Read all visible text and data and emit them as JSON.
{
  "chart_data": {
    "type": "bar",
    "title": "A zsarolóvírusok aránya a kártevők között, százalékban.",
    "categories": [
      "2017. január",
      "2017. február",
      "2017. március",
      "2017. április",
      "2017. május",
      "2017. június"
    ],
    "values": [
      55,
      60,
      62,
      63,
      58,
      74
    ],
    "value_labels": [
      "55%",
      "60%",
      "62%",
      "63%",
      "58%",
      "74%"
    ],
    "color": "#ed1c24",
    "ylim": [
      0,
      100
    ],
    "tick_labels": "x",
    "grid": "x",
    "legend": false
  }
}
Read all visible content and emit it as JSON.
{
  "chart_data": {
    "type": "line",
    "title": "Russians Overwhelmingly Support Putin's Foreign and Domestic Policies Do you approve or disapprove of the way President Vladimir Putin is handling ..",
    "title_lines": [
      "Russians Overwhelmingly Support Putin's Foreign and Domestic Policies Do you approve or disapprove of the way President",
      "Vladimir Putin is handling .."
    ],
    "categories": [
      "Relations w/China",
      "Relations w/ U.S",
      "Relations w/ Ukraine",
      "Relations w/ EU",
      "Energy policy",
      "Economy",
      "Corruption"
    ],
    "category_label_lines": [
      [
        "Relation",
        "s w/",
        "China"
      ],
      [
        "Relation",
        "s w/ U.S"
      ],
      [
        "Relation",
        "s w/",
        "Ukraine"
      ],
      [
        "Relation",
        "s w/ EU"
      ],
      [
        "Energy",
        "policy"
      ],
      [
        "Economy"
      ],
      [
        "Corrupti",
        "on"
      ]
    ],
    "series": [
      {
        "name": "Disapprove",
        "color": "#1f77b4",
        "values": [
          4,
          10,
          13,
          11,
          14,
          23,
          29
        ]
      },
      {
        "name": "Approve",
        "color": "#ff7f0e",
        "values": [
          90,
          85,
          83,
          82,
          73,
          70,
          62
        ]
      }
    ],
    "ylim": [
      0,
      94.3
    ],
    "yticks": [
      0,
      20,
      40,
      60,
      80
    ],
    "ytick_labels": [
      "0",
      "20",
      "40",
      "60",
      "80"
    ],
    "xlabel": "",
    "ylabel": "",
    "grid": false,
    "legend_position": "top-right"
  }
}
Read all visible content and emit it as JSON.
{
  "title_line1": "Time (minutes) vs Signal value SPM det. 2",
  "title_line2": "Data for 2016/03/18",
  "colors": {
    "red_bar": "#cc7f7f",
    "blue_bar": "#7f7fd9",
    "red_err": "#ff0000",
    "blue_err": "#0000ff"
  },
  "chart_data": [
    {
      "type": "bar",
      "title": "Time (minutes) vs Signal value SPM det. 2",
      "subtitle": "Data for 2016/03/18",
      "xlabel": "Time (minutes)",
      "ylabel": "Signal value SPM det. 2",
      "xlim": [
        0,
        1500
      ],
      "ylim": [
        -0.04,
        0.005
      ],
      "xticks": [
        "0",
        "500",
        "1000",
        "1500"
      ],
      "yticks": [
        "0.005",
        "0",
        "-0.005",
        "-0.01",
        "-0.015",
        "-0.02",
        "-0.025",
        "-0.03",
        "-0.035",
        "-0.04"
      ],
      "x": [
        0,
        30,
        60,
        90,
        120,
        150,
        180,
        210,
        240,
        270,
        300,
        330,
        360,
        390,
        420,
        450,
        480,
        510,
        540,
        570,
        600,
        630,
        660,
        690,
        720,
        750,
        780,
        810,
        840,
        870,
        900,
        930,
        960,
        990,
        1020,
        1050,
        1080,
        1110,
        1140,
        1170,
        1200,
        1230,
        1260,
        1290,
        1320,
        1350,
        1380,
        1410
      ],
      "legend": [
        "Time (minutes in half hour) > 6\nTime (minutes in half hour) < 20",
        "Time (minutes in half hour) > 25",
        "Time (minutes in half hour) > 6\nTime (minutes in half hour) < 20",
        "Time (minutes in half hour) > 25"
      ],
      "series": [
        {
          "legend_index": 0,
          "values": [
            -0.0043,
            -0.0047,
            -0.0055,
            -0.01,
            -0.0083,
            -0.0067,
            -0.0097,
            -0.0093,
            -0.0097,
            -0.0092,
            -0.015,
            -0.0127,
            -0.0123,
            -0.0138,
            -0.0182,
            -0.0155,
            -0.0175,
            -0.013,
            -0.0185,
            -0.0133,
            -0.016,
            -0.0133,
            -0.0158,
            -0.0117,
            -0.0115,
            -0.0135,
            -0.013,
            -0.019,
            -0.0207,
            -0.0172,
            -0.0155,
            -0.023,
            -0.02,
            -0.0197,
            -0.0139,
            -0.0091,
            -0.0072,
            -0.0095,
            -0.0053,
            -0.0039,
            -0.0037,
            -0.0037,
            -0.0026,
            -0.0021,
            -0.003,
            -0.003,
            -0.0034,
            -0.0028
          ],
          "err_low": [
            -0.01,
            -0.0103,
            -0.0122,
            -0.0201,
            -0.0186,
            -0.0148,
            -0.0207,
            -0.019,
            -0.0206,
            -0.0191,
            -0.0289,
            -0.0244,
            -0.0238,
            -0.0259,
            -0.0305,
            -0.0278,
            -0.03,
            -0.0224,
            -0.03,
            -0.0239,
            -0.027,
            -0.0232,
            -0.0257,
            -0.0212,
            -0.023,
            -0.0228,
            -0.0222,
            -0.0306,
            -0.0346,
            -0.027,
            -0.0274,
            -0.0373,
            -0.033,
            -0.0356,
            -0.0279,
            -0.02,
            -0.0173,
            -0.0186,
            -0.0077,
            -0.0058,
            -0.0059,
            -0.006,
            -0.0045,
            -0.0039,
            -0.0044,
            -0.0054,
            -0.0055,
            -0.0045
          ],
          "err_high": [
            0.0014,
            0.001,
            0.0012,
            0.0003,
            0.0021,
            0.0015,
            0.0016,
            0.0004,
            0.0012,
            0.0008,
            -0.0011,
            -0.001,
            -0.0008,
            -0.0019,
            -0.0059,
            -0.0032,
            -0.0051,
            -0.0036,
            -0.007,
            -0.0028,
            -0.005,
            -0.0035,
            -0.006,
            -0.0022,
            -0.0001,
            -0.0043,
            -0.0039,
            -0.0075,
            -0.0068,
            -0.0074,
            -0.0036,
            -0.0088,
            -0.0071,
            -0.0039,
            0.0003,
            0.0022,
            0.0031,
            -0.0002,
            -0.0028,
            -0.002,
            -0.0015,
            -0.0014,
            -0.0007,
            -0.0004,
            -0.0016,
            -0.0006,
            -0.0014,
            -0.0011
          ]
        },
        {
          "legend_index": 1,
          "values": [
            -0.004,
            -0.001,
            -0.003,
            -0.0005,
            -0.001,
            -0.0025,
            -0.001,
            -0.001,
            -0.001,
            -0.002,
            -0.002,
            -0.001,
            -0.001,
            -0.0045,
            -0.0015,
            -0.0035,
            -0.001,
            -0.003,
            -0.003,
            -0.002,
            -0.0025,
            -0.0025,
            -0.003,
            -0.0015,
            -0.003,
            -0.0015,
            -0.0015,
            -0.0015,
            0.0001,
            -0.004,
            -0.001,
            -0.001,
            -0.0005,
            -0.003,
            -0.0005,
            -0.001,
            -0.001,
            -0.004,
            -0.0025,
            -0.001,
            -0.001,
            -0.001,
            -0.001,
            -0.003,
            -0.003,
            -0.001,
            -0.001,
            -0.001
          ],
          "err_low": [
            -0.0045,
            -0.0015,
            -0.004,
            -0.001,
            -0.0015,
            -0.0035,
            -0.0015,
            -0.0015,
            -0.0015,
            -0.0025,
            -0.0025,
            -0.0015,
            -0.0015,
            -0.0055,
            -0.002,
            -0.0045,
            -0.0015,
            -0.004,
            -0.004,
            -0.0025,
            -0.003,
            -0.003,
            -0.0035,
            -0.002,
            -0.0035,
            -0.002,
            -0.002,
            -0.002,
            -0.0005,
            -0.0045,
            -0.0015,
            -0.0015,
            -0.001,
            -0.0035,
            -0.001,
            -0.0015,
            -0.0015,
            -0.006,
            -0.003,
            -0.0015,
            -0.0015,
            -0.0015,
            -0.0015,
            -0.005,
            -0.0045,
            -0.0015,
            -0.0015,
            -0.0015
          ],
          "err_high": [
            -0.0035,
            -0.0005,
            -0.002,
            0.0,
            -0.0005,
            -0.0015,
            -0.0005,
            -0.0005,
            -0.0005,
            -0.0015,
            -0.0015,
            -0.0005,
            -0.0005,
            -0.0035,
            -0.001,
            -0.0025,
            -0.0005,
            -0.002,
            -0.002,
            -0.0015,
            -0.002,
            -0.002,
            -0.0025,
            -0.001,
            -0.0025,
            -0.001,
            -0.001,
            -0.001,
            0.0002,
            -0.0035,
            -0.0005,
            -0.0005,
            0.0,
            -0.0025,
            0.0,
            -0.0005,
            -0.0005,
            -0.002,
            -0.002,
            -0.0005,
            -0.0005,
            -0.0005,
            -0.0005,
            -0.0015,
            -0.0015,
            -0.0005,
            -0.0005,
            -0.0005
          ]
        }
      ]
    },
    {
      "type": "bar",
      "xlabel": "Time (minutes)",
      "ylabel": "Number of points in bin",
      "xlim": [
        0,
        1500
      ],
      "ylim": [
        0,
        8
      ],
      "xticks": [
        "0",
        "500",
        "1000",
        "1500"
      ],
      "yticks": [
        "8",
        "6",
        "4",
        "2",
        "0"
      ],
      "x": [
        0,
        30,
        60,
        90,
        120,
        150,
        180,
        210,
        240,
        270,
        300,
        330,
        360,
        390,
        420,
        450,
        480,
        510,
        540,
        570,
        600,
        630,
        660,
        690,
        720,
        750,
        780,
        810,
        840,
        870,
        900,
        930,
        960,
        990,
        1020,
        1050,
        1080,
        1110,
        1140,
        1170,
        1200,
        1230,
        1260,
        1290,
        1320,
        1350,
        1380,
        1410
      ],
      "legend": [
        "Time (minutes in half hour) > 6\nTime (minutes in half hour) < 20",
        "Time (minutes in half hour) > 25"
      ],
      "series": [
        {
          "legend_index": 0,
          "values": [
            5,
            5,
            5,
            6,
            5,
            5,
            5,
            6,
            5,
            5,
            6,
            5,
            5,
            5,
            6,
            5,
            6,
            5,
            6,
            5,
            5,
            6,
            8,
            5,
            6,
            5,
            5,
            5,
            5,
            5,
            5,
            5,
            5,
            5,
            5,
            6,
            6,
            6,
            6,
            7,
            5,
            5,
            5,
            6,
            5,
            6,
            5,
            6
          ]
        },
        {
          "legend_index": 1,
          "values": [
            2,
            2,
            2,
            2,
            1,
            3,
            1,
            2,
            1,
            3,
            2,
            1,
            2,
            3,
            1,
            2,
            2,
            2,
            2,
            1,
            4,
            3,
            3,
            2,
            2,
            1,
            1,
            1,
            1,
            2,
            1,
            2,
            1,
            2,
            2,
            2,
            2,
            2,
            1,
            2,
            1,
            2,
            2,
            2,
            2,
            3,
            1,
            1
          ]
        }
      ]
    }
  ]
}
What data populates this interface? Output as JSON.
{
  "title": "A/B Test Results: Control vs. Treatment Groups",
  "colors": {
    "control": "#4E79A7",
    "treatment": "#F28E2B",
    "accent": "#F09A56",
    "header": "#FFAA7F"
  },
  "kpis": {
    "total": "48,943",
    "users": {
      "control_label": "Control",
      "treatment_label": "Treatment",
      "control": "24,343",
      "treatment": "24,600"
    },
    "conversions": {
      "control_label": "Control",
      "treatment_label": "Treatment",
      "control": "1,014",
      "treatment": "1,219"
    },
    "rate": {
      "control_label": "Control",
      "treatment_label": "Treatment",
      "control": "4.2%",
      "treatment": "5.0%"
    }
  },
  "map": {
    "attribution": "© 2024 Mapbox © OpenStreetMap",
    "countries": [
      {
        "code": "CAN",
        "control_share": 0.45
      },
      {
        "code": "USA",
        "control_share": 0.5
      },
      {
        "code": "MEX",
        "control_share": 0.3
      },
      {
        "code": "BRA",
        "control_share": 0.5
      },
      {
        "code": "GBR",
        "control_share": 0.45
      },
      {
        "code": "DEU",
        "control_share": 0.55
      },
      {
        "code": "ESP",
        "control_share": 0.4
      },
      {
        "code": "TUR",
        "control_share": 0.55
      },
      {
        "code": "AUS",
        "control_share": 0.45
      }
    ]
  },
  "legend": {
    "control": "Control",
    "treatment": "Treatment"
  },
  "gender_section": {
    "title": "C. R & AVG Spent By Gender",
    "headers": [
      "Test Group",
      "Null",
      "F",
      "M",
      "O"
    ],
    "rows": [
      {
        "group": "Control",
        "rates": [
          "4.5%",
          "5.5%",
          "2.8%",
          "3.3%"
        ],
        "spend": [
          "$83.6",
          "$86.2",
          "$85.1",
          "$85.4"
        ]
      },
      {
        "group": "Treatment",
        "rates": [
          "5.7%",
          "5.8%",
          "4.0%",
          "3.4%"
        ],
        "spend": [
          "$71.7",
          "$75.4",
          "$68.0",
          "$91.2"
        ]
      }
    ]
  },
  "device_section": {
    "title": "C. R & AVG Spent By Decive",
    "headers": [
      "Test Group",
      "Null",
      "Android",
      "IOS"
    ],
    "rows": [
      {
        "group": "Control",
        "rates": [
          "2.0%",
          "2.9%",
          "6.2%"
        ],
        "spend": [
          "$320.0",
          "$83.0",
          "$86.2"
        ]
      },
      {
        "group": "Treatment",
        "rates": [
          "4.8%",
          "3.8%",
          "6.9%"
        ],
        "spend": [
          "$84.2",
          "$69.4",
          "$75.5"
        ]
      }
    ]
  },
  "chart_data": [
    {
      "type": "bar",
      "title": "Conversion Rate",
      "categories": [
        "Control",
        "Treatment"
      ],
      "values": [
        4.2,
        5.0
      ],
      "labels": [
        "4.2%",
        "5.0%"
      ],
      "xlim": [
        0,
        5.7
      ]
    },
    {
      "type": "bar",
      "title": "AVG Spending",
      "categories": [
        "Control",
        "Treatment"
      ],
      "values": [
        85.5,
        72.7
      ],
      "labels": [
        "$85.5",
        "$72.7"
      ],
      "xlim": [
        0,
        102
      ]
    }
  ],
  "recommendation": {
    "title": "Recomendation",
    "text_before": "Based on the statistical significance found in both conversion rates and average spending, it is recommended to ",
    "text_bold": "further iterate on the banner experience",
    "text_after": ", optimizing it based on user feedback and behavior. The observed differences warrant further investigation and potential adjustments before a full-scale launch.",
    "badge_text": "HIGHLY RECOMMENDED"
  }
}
####
*THE TASK:*
Using the listing above, pick out each line that contains the word "President", then copy it.

*SOLUTION TO THIS TASK:*
    "title": "Russians Overwhelmingly Support Putin's Foreign and Domestic Policies Do you approve or disapprove of the way President Vladimir Putin is handling ..",
      "Russians Overwhelmingly Support Putin's Foreign and Domestic Policies Do you approve or disapprove of the way President",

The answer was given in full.